-- START OF Excerpted data --

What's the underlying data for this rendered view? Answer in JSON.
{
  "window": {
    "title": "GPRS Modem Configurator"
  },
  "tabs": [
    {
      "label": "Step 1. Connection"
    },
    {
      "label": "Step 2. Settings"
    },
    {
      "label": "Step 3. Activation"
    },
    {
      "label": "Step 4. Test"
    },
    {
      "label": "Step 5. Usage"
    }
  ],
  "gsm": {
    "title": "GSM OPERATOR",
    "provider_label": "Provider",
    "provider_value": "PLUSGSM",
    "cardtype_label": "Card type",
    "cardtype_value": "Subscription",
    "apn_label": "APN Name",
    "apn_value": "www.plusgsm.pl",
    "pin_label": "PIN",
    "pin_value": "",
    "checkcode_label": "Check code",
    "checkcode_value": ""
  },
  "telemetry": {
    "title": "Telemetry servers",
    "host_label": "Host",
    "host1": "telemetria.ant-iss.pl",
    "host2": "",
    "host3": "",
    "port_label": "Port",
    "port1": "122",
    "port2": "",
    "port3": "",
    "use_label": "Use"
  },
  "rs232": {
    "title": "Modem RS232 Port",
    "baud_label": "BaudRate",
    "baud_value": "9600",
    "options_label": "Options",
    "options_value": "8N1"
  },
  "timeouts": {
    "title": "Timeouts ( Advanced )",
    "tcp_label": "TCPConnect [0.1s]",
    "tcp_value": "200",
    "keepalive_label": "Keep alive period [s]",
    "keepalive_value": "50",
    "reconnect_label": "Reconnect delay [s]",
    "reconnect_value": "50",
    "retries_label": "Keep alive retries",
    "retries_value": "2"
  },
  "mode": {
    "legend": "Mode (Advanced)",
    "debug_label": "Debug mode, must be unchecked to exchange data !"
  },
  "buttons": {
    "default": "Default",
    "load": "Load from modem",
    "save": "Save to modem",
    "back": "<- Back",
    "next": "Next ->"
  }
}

-- END OF Excerpted data --

What the task requires -> Copy out each line exactly as written.

Answer to this task ->
What's the underlying data for this rendered view? Answer in JSON.
{
  "window": {
    "title": "GPRS Modem Configurator"
  },
  "tabs": [
    {
      "label": "Step 1. Connection"
    },
    {
      "label": "Step 2. Settings"
    },
    {
      "label": "Step 3. Activation"
    },
    {
      "label": "Step 4. Test"
    },
    {
      "label": "Step 5. Usage"
    }
  ],
  "gsm": {
    "title": "GSM OPERATOR",
    "provider_label": "Provider",
    "provider_value": "PLUSGSM",
    "cardtype_label": "Card type",
    "cardtype_value": "Subscription",
    "apn_label": "APN Name",
    "apn_value": "www.plusgsm.pl",
    "pin_label": "PIN",
    "pin_value": "",
    "checkcode_label": "Check code",
    "checkcode_value": ""
  },
  "telemetry": {
    "title": "Telemetry servers",
    "host_label": "Host",
    "host1": "telemetria.ant-iss.pl",
    "host2": "",
    "host3": "",
    "port_label": "Port",
    "port1": "122",
    "port2": "",
    "port3": "",
    "use_label": "Use"
  },
  "rs232": {
    "title": "Modem RS232 Port",
    "baud_label": "BaudRate",
    "baud_value": "9600",
    "options_label": "Options",
    "options_value": "8N1"
  },
  "timeouts": {
    "title": "Timeouts ( Advanced )",
    "tcp_label": "TCPConnect [0.1s]",
    "tcp_value": "200",
    "keepalive_label": "Keep alive period [s]",
    "keepalive_value": "50",
    "reconnect_label": "Reconnect delay [s]",
    "reconnect_value": "50",
    "retries_label": "Keep alive retries",
    "retries_value": "2"
  },
  "mode": {
    "legend": "Mode (Advanced)",
    "debug_label": "Debug mode, must be unchecked to exchange data !"
  },
  "buttons": {
    "default": "Default",
    "load": "Load from modem",
    "save": "Save to modem",
    "back": "<- Back",
    "next": "Next ->"
  }
}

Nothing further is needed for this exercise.